Aim of the task:
Transcribe every entry word for word, but skip the images.

Dataset entries:
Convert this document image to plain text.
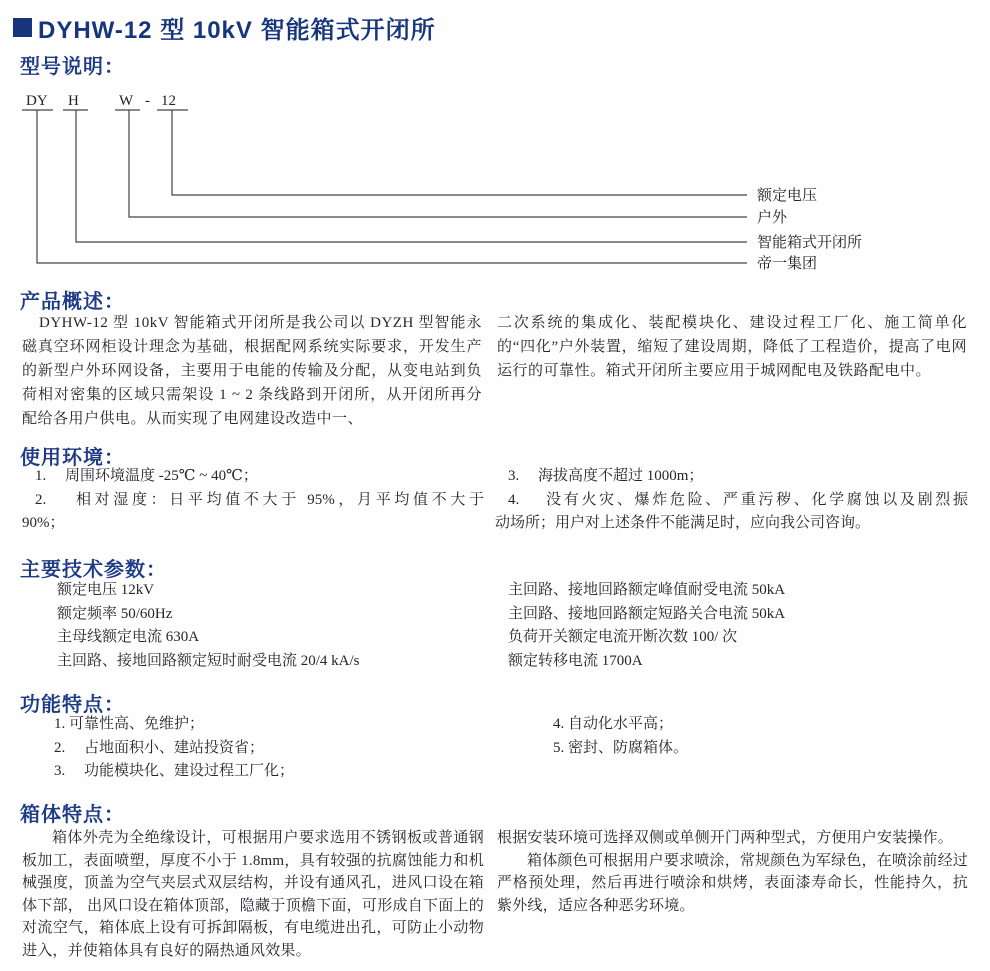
DYHW-12 型 10kV 智能箱式开闭所
型号说明：
DY H	W - 12
额定电压
户外
智能箱式开闭所
帝一集团
产品概述：

DYHW-12 型 10kV 智能箱式开闭所是我公司以 DYZH 型智能永磁真空环网柜设计理念为基础，根据配网系统实际要求，开发生产的新型户外环网设备，主要用于电能的传输及分配，从变电站到负荷相对密集的区域只需架设 1 ~ 2 条线路到开闭所，从开闭所再分配给各用户供电。从而实现了电网建设改造中一、

二次系统的集成化、装配模块化、建设过程工厂化、施工简单化的“四化”户外装置，缩短了建设周期，降低了工程造价，提高了电网运行的可靠性。箱式开闭所主要应用于城网配电及铁路配电中。

使用环境：
1.　 周围环境温度 -25℃ ~ 40℃；
2.　 相对湿度：日平均值不大于 95%，月平均值不大于
90%；
3.　 海拔高度不超过 1000m；
4.　 没有火灾、爆炸危险、严重污秽、化学腐蚀以及剧烈振
动场所；用户对上述条件不能满足时，应向我公司咨询。
主要技术参数：
额定电压 12kV
额定频率 50/60Hz
主母线额定电流 630A
主回路、接地回路额定短时耐受电流 20/4 kA/s
主回路、接地回路额定峰值耐受电流 50kA
主回路、接地回路额定短路关合电流 50kA
负荷开关额定电流开断次数 100/ 次
额定转移电流 1700A
功能特点：
1. 可靠性高、免维护；
2.　 占地面积小、建站投资省；
3.　 功能模块化、建设过程工厂化；
4. 自动化水平高；
5. 密封、防腐箱体。
箱体特点：

箱体外壳为全绝缘设计，可根据用户要求选用不锈钢板或普通钢板加工，表面喷塑，厚度不小于 1.8mm，具有较强的抗腐蚀能力和机械强度，顶盖为空气夹层式双层结构，并设有通风孔，进风口设在箱体下部， 出风口设在箱体顶部，隐藏于顶檐下面，可形成自下面上的对流空气，箱体底上设有可拆卸隔板，有电缆进出孔，可防止小动物进入，并使箱体具有良好的隔热通风效果。

根据安装环境可选择双侧或单侧开门两种型式，方便用户安装操作。

箱体颜色可根据用户要求喷涂，常规颜色为军绿色，在喷涂前经过严格预处理，然后再进行喷涂和烘烤，表面漆寿命长，性能持久，抗紫外线，适应各种恶劣环境。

Response to the exercise:
Convert this document image to plain text.
DYHW-12 型 10kV 智能箱式开闭所
型号说明：
DY H	W - 12
额定电压
户外
智能箱式开闭所
帝一集团
产品概述：

DYHW-12 型 10kV 智能箱式开闭所是我公司以 DYZH 型智能永磁真空环网柜设计理念为基础，根据配网系统实际要求，开发生产的新型户外环网设备，主要用于电能的传输及分配，从变电站到负荷相对密集的区域只需架设 1 ~ 2 条线路到开闭所，从开闭所再分配给各用户供电。从而实现了电网建设改造中一、

二次系统的集成化、装配模块化、建设过程工厂化、施工简单化的“四化”户外装置，缩短了建设周期，降低了工程造价，提高了电网运行的可靠性。箱式开闭所主要应用于城网配电及铁路配电中。

使用环境：
1.　 周围环境温度 -25℃ ~ 40℃；
2.　 相对湿度：日平均值不大于 95%，月平均值不大于
90%；
3.　 海拔高度不超过 1000m；
4.　 没有火灾、爆炸危险、严重污秽、化学腐蚀以及剧烈振
动场所；用户对上述条件不能满足时，应向我公司咨询。
主要技术参数：
额定电压 12kV
额定频率 50/60Hz
主母线额定电流 630A
主回路、接地回路额定短时耐受电流 20/4 kA/s
主回路、接地回路额定峰值耐受电流 50kA
主回路、接地回路额定短路关合电流 50kA
负荷开关额定电流开断次数 100/ 次
额定转移电流 1700A
功能特点：
1. 可靠性高、免维护；
2.　 占地面积小、建站投资省；
3.　 功能模块化、建设过程工厂化；
4. 自动化水平高；
5. 密封、防腐箱体。
箱体特点：

箱体外壳为全绝缘设计，可根据用户要求选用不锈钢板或普通钢板加工，表面喷塑，厚度不小于 1.8mm，具有较强的抗腐蚀能力和机械强度，顶盖为空气夹层式双层结构，并设有通风孔，进风口设在箱体下部， 出风口设在箱体顶部，隐藏于顶檐下面，可形成自下面上的对流空气，箱体底上设有可拆卸隔板，有电缆进出孔，可防止小动物进入，并使箱体具有良好的隔热通风效果。

根据安装环境可选择双侧或单侧开门两种型式，方便用户安装操作。

箱体颜色可根据用户要求喷涂，常规颜色为军绿色，在喷涂前经过严格预处理，然后再进行喷涂和烘烤，表面漆寿命长，性能持久，抗紫外线，适应各种恶劣环境。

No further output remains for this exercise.